Wherever the string "size" occurs in a line of these records, report that line.
============================================================
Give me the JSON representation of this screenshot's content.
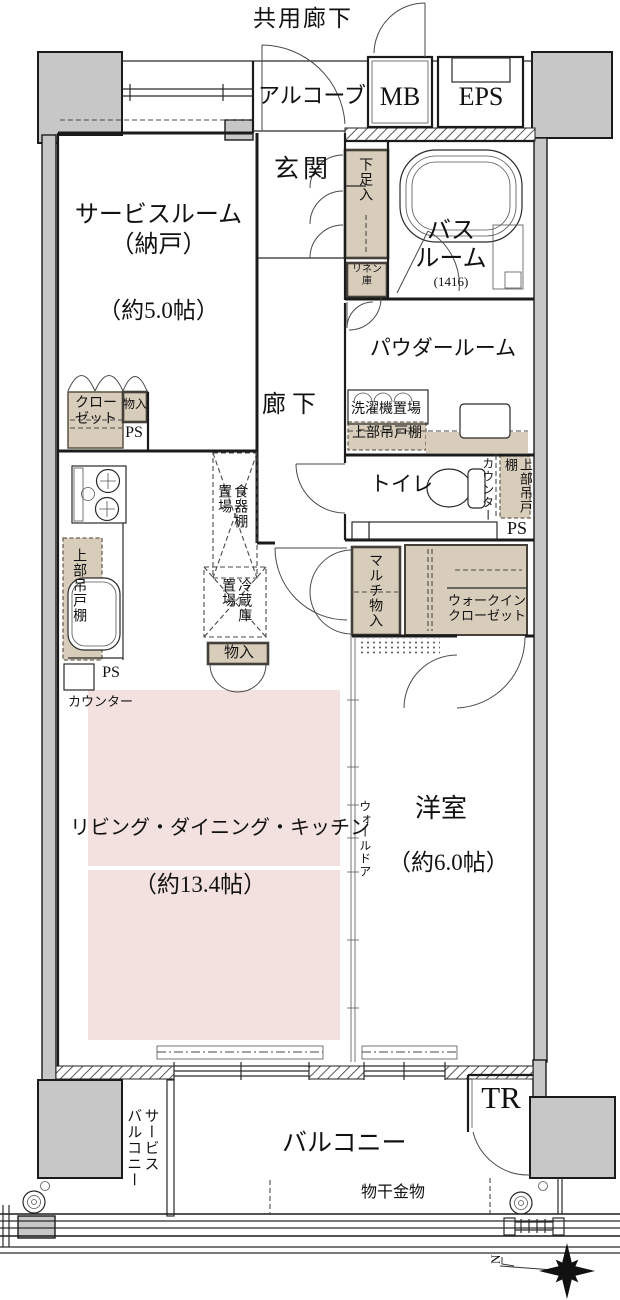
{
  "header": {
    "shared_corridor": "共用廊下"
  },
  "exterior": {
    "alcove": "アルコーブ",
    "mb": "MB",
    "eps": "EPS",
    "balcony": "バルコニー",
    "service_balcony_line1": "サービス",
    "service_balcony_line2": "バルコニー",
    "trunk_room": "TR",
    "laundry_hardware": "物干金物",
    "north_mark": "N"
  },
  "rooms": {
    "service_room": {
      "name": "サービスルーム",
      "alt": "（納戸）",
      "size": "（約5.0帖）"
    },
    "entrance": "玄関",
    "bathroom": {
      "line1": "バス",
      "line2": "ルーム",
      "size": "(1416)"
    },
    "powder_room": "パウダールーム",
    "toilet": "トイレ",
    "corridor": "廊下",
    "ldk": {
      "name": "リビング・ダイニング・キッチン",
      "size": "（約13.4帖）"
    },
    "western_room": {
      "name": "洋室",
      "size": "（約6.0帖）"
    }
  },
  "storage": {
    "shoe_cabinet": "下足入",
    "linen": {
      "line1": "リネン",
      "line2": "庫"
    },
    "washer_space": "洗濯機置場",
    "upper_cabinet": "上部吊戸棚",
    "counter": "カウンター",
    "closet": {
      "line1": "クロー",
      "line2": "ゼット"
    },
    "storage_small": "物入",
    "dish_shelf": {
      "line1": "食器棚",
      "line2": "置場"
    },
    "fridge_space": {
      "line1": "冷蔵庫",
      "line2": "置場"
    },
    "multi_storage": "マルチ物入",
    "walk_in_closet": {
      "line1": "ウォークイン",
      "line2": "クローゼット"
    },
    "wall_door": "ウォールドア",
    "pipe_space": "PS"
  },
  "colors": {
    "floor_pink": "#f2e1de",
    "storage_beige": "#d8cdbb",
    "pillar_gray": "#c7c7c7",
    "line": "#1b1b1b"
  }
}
============================================================
*Task response*.
      "size": "（約5.0帖）"
      "size": "(1416)"
      "size": "（約13.4帖）"
      "size": "（約6.0帖）"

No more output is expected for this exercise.